==== ページ本文 ====
Kafka Streams は ストリーム処理 のためのライブラリです――Kafka の topic 内のデータをリアルタイムで処理・変換するアプリケーション(ストリームのフィルタリング、変換、集約、結合)を構築します。これにより、Kafka 上で直接リアルタイムのデータ処理が可能になります。
ストリーム処理とは何か
STREAM PROCESSING → process data CONTINUOUSLY as it arrives (in real time), vs batch
(processing stored data periodically):
→ consume events from topics, transform/analyze them, produce results (often to other topics)
→ real-time: react to and process events as they happen (low latency)
→ for: real-time analytics, transformations, monitoring, enrichment, aggregations
Kafka Streams が提供するもの
KAFKA STREAMS = a Java/Scala LIBRARY for building stream-processing apps on Kafka:
→ read from topics, process, write to topics (a processing topology)
→ OPERATIONS: map, filter, transform; aggregations (count, sum); windowing (time windows);
JOINS (join streams/tables)
→ STATEFUL processing → maintain state (e.g. running counts) with fault tolerance
→ STREAMS vs TABLES → a stream (events) and a table (state/changelog) duality (KStream/KTable)
→ it's a library (runs in your app) — no separate cluster needed (vs Flink/Spark)
==== データ行 ====
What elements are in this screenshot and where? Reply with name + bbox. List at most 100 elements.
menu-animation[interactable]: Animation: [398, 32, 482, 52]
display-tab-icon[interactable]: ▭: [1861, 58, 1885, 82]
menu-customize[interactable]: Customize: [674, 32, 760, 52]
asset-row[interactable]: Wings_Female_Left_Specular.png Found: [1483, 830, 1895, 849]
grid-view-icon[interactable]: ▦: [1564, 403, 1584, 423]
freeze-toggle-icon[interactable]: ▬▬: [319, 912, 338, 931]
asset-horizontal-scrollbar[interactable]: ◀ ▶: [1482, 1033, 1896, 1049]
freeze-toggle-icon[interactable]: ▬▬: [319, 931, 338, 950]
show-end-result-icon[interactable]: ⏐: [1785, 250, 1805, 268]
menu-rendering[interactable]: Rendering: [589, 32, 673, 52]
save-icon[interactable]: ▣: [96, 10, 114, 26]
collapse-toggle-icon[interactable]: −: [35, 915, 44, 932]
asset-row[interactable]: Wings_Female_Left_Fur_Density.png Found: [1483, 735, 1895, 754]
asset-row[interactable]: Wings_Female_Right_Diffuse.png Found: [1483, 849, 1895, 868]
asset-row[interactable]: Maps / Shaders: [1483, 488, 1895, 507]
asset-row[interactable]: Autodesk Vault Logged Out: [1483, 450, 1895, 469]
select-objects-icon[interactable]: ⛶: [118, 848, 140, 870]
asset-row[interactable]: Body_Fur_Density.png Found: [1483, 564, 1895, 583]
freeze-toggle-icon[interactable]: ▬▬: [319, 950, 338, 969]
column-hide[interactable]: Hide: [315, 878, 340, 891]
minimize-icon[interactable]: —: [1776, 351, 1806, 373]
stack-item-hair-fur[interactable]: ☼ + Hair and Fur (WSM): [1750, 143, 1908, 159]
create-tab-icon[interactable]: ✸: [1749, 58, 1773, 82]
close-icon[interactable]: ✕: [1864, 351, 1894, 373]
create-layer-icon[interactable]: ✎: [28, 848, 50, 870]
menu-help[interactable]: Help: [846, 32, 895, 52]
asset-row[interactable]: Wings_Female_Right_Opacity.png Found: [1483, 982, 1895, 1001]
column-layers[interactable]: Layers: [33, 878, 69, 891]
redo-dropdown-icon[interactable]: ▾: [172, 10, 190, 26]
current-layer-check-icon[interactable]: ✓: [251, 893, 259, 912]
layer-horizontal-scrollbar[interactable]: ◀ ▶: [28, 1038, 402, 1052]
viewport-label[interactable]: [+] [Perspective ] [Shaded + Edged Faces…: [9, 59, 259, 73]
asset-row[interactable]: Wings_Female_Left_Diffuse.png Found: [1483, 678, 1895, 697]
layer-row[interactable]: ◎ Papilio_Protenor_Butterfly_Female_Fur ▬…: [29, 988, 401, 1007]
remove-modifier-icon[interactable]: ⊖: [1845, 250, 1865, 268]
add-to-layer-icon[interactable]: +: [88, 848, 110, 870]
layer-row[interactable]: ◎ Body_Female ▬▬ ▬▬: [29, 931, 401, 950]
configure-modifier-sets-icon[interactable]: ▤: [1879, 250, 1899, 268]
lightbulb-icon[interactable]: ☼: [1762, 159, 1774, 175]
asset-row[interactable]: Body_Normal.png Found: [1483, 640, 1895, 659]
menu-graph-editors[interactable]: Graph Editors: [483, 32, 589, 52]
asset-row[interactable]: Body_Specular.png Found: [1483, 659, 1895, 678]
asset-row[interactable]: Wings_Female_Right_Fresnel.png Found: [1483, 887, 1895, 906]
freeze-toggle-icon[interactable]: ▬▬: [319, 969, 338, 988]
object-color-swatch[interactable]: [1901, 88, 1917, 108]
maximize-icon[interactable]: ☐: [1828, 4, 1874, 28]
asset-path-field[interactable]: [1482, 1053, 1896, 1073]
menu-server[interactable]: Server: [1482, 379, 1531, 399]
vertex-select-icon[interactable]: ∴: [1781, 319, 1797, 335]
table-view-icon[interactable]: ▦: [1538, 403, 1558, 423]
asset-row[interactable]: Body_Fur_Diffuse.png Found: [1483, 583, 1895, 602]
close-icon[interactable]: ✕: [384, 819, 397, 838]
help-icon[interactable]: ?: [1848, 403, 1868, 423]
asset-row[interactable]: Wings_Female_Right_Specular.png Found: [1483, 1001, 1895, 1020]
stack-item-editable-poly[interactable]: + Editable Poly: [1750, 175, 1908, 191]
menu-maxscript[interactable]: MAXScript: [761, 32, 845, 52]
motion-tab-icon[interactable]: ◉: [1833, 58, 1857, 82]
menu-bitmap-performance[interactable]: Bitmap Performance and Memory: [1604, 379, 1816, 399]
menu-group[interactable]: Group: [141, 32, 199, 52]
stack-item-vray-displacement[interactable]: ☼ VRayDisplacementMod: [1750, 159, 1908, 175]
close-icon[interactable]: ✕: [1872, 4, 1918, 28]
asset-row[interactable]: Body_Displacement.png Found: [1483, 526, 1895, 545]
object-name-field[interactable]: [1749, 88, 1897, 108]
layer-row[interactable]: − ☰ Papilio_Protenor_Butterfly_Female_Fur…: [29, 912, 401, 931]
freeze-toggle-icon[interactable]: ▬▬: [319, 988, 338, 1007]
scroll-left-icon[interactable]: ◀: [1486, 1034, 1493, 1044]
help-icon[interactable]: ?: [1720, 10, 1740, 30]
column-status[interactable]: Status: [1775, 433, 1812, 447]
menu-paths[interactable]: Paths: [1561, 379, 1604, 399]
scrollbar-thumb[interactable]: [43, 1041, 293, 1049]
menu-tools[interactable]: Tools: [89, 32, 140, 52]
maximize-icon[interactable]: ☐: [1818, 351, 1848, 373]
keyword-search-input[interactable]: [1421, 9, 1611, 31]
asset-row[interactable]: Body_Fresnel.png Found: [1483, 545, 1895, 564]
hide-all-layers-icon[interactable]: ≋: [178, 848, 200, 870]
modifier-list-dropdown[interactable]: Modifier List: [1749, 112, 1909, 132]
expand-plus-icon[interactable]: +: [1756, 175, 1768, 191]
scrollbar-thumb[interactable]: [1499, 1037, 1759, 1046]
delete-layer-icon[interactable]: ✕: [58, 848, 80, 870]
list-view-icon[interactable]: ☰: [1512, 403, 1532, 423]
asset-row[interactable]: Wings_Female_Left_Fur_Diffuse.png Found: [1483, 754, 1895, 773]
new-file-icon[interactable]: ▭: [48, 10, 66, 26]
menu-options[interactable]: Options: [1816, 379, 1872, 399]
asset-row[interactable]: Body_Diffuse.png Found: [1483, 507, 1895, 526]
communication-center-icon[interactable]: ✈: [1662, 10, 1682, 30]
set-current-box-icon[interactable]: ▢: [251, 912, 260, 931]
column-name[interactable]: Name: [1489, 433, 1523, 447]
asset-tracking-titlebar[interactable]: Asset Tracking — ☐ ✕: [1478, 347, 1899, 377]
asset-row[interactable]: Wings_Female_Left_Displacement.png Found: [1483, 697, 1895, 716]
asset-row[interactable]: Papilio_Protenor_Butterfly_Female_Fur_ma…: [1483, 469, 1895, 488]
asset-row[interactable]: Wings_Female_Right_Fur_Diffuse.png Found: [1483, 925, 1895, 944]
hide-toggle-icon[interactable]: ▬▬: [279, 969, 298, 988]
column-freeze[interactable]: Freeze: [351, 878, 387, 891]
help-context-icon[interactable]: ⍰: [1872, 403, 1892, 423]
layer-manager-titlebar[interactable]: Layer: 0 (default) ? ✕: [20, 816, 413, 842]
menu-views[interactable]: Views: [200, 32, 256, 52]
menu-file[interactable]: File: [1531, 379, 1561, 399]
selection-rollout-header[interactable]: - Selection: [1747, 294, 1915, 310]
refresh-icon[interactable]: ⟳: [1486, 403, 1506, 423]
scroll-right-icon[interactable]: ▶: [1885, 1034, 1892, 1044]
====
● 課題
ページ本文の「ストリーム処理とは何か」から「(state/changelog) duality (KStream/KTable)」までを、両端も含めて一字一句そのまま書き写してください。

● 演習の結果
ストリーム処理とは何か
STREAM PROCESSING → process data CONTINUOUSLY as it arrives (in real time), vs batch
(processing stored data periodically):
→ consume events from topics, transform/analyze them, produce results (often to other topics)
→ real-time: react to and process events as they happen (low latency)
→ for: real-time analytics, transformations, monitoring, enrichment, aggregations
Kafka Streams が提供するもの
KAFKA STREAMS = a Java/Scala LIBRARY for building stream-processing apps on Kafka:
→ read from topics, process, write to topics (a processing topology)
→ OPERATIONS: map, filter, transform; aggregations (count, sum); windowing (time windows);
JOINS (join streams/tables)
→ STATEFUL processing → maintain state (e.g. running counts) with fault tolerance
→ STREAMS vs TABLES → a stream (events) and a table (state/changelog) duality (KStream/KTable)